# Stated task
What is needed here is an exact copy of every entry.

# The data
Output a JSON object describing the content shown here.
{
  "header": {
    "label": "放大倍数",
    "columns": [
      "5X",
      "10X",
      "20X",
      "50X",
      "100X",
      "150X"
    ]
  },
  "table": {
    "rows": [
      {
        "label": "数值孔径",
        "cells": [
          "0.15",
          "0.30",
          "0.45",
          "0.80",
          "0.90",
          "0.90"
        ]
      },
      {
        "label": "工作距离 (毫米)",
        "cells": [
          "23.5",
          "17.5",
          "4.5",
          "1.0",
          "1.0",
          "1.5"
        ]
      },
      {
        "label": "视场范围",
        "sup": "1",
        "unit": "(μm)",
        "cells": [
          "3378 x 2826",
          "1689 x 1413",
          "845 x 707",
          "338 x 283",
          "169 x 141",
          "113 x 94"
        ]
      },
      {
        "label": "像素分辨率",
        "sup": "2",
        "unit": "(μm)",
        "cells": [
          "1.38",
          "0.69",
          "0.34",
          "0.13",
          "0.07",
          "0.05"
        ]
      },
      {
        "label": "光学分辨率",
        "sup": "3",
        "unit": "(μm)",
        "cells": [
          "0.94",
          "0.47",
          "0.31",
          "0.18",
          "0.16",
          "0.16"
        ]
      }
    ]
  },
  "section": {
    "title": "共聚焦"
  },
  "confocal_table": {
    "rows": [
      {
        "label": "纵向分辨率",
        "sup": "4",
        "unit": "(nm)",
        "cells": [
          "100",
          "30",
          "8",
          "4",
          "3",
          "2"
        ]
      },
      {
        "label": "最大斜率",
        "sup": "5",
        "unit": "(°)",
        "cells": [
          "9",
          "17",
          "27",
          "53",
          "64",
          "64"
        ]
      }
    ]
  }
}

# Output for this task
Output a JSON object describing the content shown here.
{
  "header": {
    "label": "放大倍数",
    "columns": [
      "5X",
      "10X",
      "20X",
      "50X",
      "100X",
      "150X"
    ]
  },
  "table": {
    "rows": [
      {
        "label": "数值孔径",
        "cells": [
          "0.15",
          "0.30",
          "0.45",
          "0.80",
          "0.90",
          "0.90"
        ]
      },
      {
        "label": "工作距离 (毫米)",
        "cells": [
          "23.5",
          "17.5",
          "4.5",
          "1.0",
          "1.0",
          "1.5"
        ]
      },
      {
        "label": "视场范围",
        "sup": "1",
        "unit": "(μm)",
        "cells": [
          "3378 x 2826",
          "1689 x 1413",
          "845 x 707",
          "338 x 283",
          "169 x 141",
          "113 x 94"
        ]
      },
      {
        "label": "像素分辨率",
        "sup": "2",
        "unit": "(μm)",
        "cells": [
          "1.38",
          "0.69",
          "0.34",
          "0.13",
          "0.07",
          "0.05"
        ]
      },
      {
        "label": "光学分辨率",
        "sup": "3",
        "unit": "(μm)",
        "cells": [
          "0.94",
          "0.47",
          "0.31",
          "0.18",
          "0.16",
          "0.16"
        ]
      }
    ]
  },
  "section": {
    "title": "共聚焦"
  },
  "confocal_table": {
    "rows": [
      {
        "label": "纵向分辨率",
        "sup": "4",
        "unit": "(nm)",
        "cells": [
          "100",
          "30",
          "8",
          "4",
          "3",
          "2"
        ]
      },
      {
        "label": "最大斜率",
        "sup": "5",
        "unit": "(°)",
        "cells": [
          "9",
          "17",
          "27",
          "53",
          "64",
          "64"
        ]
      }
    ]
  }
}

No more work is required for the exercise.